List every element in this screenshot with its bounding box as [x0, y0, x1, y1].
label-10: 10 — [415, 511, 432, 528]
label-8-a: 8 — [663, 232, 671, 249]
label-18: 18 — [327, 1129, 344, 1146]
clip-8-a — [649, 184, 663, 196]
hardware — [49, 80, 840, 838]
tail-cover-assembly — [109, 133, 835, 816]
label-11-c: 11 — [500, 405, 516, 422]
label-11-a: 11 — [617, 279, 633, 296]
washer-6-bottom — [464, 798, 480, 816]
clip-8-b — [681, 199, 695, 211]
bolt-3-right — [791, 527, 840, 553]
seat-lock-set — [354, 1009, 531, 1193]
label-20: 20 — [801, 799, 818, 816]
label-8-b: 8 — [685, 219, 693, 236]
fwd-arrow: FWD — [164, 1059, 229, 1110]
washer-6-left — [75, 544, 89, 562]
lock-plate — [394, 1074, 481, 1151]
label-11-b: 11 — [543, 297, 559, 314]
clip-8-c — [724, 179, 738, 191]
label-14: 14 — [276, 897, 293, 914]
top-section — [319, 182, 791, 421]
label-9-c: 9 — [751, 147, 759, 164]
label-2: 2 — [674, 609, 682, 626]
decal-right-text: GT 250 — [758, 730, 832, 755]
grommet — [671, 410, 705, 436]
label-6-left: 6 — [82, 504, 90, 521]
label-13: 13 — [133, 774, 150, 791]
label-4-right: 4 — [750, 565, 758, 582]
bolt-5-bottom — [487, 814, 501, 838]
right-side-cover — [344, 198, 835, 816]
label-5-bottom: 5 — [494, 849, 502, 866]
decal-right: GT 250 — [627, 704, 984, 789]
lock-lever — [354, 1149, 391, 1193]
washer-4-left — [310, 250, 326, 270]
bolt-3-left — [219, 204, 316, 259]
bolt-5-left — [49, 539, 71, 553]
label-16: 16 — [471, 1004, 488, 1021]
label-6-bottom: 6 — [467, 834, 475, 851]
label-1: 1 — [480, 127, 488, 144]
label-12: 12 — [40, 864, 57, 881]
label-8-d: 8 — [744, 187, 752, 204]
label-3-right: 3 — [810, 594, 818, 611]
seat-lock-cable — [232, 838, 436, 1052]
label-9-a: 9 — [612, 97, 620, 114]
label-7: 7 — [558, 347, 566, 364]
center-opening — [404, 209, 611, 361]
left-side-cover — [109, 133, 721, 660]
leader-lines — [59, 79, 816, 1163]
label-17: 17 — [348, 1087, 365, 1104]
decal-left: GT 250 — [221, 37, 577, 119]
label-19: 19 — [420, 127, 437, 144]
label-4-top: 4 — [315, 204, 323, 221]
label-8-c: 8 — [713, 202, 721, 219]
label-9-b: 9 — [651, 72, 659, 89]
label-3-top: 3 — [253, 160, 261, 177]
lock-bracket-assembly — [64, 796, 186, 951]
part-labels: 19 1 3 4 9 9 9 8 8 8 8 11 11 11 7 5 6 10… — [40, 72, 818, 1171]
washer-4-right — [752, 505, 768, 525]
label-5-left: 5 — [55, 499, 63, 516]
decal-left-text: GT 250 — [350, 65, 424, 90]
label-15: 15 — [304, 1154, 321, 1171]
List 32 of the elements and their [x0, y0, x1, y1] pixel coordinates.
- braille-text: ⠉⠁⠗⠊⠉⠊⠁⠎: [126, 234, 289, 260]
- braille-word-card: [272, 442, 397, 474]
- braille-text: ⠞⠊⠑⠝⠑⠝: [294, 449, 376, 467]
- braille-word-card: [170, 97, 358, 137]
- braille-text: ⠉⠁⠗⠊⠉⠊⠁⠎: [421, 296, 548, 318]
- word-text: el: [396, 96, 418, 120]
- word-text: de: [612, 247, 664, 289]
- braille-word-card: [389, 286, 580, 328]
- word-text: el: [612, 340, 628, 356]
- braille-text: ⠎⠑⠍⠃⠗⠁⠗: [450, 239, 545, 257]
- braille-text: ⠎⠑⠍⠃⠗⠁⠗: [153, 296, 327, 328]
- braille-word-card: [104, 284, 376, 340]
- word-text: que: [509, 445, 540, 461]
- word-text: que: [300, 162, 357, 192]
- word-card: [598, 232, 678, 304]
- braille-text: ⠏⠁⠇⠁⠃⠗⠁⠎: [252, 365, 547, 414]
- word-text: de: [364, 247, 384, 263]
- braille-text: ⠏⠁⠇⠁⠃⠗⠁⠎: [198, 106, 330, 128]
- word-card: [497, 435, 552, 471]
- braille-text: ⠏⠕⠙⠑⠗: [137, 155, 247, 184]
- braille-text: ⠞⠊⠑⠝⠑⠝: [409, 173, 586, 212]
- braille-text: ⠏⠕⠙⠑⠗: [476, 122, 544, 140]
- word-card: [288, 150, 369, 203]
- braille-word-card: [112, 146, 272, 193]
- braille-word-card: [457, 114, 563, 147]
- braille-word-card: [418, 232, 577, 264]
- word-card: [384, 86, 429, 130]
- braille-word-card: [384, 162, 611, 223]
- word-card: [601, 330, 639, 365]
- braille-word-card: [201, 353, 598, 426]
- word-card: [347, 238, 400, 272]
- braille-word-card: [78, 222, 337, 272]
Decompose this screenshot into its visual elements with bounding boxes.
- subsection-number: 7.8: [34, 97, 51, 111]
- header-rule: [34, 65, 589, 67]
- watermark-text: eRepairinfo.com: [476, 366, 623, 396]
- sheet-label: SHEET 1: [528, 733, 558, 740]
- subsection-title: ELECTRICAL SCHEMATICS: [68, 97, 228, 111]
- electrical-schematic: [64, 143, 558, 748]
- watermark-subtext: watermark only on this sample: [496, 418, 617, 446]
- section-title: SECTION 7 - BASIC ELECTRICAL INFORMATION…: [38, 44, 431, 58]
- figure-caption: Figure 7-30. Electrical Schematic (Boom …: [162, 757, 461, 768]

========

SET EXERCISE: Copy the lines of the records from the start through the line containing "washer-4-left — [310, 250, 326, 270]", both ends included.

FINISHED ANSWER:
List every element in this screenshot with its bounding box as [x0, y0, x1, y1].
label-10: 10 — [415, 511, 432, 528]
label-8-a: 8 — [663, 232, 671, 249]
label-18: 18 — [327, 1129, 344, 1146]
clip-8-a — [649, 184, 663, 196]
hardware — [49, 80, 840, 838]
tail-cover-assembly — [109, 133, 835, 816]
label-11-c: 11 — [500, 405, 516, 422]
label-11-a: 11 — [617, 279, 633, 296]
washer-6-bottom — [464, 798, 480, 816]
clip-8-b — [681, 199, 695, 211]
bolt-3-right — [791, 527, 840, 553]
seat-lock-set — [354, 1009, 531, 1193]
label-20: 20 — [801, 799, 818, 816]
label-8-b: 8 — [685, 219, 693, 236]
fwd-arrow: FWD — [164, 1059, 229, 1110]
washer-6-left — [75, 544, 89, 562]
lock-plate — [394, 1074, 481, 1151]
label-11-b: 11 — [543, 297, 559, 314]
clip-8-c — [724, 179, 738, 191]
label-14: 14 — [276, 897, 293, 914]
top-section — [319, 182, 791, 421]
label-9-c: 9 — [751, 147, 759, 164]
label-2: 2 — [674, 609, 682, 626]
decal-right-text: GT 250 — [758, 730, 832, 755]
grommet — [671, 410, 705, 436]
label-6-left: 6 — [82, 504, 90, 521]
label-13: 13 — [133, 774, 150, 791]
label-4-right: 4 — [750, 565, 758, 582]
bolt-5-bottom — [487, 814, 501, 838]
right-side-cover — [344, 198, 835, 816]
label-5-bottom: 5 — [494, 849, 502, 866]
decal-right: GT 250 — [627, 704, 984, 789]
lock-lever — [354, 1149, 391, 1193]
washer-4-left — [310, 250, 326, 270]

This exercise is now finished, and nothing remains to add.